### TASK INSTRUCTIONS
Provide an exact reproduction of every entry.

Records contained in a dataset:

※ ※ ※

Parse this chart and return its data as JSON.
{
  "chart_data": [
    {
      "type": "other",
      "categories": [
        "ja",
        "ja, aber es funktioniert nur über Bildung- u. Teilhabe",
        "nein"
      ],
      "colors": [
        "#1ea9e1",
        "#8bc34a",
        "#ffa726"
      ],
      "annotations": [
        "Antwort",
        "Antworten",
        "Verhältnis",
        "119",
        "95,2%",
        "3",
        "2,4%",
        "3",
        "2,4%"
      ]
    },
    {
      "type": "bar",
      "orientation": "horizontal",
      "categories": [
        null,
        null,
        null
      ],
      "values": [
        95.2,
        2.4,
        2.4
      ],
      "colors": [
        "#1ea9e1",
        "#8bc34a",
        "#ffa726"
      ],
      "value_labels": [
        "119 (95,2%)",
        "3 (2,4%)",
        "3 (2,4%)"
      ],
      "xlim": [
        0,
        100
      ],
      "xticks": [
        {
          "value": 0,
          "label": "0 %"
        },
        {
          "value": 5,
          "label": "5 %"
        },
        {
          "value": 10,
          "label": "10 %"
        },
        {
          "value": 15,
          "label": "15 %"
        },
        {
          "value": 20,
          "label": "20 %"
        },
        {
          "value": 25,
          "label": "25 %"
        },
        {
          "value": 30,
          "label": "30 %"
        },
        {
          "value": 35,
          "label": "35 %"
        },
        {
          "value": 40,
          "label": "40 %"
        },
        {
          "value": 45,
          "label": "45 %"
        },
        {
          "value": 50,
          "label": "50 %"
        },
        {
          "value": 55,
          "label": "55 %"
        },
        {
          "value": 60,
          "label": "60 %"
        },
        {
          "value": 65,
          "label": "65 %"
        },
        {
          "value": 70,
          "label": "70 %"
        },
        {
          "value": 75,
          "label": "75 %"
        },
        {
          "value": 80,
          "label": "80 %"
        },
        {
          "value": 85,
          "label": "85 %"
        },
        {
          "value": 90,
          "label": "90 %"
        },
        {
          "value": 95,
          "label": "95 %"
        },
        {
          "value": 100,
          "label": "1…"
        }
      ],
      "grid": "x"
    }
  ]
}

※ ※ ※

### REPLY
Parse this chart and return its data as JSON.
{
  "chart_data": [
    {
      "type": "other",
      "categories": [
        "ja",
        "ja, aber es funktioniert nur über Bildung- u. Teilhabe",
        "nein"
      ],
      "colors": [
        "#1ea9e1",
        "#8bc34a",
        "#ffa726"
      ],
      "annotations": [
        "Antwort",
        "Antworten",
        "Verhältnis",
        "119",
        "95,2%",
        "3",
        "2,4%",
        "3",
        "2,4%"
      ]
    },
    {
      "type": "bar",
      "orientation": "horizontal",
      "categories": [
        null,
        null,
        null
      ],
      "values": [
        95.2,
        2.4,
        2.4
      ],
      "colors": [
        "#1ea9e1",
        "#8bc34a",
        "#ffa726"
      ],
      "value_labels": [
        "119 (95,2%)",
        "3 (2,4%)",
        "3 (2,4%)"
      ],
      "xlim": [
        0,
        100
      ],
      "xticks": [
        {
          "value": 0,
          "label": "0 %"
        },
        {
          "value": 5,
          "label": "5 %"
        },
        {
          "value": 10,
          "label": "10 %"
        },
        {
          "value": 15,
          "label": "15 %"
        },
        {
          "value": 20,
          "label": "20 %"
        },
        {
          "value": 25,
          "label": "25 %"
        },
        {
          "value": 30,
          "label": "30 %"
        },
        {
          "value": 35,
          "label": "35 %"
        },
        {
          "value": 40,
          "label": "40 %"
        },
        {
          "value": 45,
          "label": "45 %"
        },
        {
          "value": 50,
          "label": "50 %"
        },
        {
          "value": 55,
          "label": "55 %"
        },
        {
          "value": 60,
          "label": "60 %"
        },
        {
          "value": 65,
          "label": "65 %"
        },
        {
          "value": 70,
          "label": "70 %"
        },
        {
          "value": 75,
          "label": "75 %"
        },
        {
          "value": 80,
          "label": "80 %"
        },
        {
          "value": 85,
          "label": "85 %"
        },
        {
          "value": 90,
          "label": "90 %"
        },
        {
          "value": 95,
          "label": "95 %"
        },
        {
          "value": 100,
          "label": "1…"
        }
      ],
      "grid": "x"
    }
  ]
}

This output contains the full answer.